## TASK
Go over the listing below line by line and tally those containing "Temperatura". Give only the tally.
# start of EXCERPTED RECORDS
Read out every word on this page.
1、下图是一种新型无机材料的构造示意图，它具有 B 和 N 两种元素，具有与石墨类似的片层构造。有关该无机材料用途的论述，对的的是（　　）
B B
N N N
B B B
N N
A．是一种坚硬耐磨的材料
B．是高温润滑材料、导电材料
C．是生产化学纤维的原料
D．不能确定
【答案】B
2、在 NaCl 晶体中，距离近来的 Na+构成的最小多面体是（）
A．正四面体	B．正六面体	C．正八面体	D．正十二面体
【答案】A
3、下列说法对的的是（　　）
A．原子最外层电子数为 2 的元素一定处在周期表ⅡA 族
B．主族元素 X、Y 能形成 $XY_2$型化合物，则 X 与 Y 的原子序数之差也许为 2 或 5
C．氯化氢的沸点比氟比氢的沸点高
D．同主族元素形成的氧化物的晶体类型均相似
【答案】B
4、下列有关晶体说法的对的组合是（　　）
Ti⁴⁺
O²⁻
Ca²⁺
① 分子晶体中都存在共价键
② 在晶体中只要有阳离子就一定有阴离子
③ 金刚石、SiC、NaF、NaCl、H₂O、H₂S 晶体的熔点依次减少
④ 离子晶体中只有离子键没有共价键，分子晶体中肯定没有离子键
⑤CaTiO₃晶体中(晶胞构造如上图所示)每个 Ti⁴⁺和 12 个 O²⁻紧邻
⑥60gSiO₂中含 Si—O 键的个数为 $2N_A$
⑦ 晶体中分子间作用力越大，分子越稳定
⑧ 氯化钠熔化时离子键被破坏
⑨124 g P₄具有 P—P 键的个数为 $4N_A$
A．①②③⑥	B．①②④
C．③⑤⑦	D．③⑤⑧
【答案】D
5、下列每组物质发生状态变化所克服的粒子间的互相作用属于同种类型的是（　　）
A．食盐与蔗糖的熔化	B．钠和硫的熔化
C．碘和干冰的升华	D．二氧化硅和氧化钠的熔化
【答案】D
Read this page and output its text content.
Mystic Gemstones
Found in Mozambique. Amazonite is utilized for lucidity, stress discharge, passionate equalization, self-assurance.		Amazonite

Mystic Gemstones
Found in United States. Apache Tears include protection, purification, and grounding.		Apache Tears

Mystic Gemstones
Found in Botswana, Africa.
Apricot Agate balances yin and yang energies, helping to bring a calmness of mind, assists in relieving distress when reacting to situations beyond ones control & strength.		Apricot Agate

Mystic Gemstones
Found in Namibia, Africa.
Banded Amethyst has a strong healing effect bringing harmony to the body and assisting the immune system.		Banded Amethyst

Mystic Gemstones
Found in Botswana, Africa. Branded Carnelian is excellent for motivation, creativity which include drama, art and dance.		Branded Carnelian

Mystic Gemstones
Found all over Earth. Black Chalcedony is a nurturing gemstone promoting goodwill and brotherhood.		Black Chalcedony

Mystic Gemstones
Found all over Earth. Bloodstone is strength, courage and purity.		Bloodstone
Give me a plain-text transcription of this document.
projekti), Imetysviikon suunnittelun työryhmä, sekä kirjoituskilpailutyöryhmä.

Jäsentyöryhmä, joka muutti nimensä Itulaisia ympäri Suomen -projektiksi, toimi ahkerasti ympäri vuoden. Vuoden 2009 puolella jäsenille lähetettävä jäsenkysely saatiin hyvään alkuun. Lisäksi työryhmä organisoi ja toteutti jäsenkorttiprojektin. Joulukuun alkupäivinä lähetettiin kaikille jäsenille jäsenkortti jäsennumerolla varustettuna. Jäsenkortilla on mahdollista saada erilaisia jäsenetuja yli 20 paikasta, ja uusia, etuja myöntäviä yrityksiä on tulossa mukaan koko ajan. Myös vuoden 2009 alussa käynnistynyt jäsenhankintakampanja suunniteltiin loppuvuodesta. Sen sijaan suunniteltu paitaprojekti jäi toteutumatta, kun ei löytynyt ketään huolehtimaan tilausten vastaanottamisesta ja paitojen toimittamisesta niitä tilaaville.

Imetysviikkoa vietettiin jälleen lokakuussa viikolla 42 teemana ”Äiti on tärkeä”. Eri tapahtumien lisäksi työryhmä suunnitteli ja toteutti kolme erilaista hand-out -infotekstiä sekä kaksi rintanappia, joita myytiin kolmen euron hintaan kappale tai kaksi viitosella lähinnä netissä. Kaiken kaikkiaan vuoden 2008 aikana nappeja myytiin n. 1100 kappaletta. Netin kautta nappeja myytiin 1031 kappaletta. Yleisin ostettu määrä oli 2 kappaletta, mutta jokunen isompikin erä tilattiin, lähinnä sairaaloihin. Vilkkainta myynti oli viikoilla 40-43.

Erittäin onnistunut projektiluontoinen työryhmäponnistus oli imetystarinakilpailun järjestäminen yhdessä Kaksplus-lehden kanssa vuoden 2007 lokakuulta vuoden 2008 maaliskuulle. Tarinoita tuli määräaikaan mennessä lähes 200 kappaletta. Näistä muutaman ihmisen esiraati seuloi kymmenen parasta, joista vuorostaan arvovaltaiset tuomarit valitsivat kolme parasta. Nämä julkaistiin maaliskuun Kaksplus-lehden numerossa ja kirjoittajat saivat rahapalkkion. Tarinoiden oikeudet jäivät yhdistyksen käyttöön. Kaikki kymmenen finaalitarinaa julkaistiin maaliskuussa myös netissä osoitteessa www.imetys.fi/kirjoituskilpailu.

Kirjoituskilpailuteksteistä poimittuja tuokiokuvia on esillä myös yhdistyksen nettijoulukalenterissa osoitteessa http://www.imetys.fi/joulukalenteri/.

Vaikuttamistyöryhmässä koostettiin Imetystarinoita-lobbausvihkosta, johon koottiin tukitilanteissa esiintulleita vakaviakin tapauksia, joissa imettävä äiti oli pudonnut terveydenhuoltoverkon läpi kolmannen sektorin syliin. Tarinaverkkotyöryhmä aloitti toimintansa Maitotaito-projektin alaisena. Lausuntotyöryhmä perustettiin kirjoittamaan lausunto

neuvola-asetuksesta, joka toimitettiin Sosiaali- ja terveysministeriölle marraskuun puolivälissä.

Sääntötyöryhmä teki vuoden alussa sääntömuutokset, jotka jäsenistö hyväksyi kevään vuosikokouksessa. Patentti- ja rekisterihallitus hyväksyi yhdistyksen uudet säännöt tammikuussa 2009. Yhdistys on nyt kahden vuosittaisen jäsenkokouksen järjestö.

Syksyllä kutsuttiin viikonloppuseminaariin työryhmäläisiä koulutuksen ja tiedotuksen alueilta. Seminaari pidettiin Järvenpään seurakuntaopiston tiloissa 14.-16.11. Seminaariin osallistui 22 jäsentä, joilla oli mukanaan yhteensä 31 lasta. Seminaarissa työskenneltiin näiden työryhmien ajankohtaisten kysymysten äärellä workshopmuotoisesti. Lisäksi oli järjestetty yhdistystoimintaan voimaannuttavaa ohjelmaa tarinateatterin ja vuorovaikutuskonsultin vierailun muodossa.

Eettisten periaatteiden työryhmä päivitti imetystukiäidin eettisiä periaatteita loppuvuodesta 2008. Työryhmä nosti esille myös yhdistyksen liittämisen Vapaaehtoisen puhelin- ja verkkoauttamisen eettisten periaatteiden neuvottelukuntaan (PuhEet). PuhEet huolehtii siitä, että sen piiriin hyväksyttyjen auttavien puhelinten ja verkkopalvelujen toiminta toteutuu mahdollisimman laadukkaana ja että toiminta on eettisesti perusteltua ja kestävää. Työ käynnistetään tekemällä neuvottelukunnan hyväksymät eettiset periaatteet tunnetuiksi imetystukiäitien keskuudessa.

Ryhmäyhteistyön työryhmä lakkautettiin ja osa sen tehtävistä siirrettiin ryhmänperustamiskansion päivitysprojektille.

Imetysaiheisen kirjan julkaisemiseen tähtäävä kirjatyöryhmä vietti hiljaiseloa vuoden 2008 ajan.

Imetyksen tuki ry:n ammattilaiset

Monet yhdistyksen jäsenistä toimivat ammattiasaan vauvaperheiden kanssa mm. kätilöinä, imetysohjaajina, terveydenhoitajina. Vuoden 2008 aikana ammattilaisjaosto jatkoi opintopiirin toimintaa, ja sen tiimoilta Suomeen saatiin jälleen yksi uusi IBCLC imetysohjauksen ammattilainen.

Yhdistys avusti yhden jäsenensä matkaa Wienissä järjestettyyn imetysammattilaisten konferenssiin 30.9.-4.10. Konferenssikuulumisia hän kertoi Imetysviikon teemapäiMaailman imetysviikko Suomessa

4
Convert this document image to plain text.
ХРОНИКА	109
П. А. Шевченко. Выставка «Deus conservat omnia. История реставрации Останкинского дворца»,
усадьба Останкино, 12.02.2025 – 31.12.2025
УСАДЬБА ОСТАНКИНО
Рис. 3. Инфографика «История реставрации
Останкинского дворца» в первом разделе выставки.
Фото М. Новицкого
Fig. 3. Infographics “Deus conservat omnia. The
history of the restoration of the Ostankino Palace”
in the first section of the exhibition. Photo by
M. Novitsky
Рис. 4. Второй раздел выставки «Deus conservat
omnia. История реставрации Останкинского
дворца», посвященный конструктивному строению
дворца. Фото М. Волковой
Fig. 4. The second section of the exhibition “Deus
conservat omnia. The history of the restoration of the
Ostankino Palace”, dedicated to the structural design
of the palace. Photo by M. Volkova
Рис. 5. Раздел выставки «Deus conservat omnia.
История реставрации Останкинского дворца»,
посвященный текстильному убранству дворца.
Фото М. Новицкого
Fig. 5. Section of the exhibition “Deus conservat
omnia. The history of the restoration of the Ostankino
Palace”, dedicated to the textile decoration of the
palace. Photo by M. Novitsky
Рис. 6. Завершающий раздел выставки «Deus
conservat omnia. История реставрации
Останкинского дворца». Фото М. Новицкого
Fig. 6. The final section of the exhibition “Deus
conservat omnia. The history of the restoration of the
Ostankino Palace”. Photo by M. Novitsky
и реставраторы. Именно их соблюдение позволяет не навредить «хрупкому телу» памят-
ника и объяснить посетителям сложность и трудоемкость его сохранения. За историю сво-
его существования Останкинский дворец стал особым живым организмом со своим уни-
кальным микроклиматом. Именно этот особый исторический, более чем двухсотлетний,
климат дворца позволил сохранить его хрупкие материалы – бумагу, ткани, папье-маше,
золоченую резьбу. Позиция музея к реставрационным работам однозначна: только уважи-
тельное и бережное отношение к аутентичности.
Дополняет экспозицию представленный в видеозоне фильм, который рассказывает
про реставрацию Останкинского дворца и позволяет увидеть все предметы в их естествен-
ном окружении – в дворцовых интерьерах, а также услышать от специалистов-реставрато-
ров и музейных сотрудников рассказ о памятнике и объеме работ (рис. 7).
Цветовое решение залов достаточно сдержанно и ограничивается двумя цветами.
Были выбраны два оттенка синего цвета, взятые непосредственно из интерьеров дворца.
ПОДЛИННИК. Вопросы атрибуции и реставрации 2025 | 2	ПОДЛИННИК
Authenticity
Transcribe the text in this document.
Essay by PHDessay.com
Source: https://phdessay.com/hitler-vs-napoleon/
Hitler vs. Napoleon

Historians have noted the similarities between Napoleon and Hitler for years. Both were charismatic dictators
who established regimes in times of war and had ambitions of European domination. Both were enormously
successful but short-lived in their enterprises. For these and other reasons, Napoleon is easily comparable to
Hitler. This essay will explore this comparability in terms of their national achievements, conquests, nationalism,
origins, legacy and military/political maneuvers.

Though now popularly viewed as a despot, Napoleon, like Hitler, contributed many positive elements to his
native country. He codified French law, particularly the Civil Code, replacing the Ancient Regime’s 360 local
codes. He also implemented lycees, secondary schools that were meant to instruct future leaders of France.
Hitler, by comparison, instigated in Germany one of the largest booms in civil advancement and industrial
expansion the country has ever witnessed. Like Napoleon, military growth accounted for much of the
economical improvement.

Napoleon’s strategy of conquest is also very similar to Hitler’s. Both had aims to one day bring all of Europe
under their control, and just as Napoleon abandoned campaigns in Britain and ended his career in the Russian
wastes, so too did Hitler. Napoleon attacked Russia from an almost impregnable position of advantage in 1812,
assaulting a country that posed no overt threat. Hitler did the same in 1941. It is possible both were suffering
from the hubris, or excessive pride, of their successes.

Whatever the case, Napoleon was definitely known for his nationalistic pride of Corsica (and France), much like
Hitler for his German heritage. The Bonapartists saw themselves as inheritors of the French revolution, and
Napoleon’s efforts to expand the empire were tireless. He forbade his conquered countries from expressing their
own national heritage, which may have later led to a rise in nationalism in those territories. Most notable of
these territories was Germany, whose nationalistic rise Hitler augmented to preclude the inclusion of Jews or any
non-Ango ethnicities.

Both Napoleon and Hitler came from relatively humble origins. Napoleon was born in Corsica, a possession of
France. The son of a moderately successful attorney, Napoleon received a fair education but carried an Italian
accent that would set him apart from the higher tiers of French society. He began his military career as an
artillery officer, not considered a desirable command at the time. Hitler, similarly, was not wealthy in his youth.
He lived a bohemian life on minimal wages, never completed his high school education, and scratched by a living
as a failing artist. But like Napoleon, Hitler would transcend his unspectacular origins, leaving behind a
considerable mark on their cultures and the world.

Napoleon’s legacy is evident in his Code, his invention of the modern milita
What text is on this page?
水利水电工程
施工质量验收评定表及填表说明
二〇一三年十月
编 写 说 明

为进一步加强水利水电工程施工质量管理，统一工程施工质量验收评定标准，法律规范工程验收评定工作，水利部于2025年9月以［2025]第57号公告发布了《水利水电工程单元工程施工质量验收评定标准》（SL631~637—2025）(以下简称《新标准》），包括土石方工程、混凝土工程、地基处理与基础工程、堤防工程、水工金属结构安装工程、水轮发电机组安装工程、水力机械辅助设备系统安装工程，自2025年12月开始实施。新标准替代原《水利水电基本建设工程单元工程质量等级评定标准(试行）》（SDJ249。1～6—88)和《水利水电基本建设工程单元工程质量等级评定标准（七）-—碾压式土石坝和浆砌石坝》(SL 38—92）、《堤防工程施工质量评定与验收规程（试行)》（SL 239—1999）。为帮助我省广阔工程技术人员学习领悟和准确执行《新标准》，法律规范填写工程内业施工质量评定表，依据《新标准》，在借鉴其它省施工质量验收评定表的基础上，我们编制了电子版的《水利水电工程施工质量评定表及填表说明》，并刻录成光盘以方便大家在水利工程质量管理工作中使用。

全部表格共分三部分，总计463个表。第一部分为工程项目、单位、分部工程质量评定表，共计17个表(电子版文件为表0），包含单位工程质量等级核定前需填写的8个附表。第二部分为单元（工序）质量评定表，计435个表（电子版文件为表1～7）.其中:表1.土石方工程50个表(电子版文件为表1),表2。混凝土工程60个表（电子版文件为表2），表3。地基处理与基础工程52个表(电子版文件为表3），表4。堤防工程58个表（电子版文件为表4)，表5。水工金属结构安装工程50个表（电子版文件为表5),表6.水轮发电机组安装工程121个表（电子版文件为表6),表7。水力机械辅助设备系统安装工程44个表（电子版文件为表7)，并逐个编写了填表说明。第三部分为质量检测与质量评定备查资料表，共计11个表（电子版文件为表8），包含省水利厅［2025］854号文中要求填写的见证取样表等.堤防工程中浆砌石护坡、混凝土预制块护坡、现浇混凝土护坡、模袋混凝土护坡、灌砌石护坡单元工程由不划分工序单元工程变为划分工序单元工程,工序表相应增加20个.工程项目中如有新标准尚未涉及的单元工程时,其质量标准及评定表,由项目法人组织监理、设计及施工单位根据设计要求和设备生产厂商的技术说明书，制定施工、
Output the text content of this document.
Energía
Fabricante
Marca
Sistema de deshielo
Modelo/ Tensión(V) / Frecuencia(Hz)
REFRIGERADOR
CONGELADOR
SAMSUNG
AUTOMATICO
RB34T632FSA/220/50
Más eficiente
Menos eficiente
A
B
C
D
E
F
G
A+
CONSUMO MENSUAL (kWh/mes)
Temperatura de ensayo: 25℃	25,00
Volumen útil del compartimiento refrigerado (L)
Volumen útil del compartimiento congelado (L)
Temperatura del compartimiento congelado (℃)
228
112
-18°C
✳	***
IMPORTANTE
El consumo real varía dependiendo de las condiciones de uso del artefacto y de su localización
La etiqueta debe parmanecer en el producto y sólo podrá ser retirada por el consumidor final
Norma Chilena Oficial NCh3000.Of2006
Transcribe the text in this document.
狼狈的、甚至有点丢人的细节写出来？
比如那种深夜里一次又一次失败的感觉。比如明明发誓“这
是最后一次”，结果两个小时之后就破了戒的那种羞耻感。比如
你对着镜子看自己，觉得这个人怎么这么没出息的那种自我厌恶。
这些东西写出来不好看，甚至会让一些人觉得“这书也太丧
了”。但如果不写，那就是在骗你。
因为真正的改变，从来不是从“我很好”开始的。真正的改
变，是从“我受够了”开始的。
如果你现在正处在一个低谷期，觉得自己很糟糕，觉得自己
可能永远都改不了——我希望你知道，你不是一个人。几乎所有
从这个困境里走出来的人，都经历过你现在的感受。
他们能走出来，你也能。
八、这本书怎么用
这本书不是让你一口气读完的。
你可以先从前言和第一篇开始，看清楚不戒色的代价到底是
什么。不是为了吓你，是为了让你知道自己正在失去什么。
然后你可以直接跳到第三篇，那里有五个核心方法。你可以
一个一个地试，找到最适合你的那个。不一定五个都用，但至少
# end of EXCERPTED RECORDS
## RESULT
2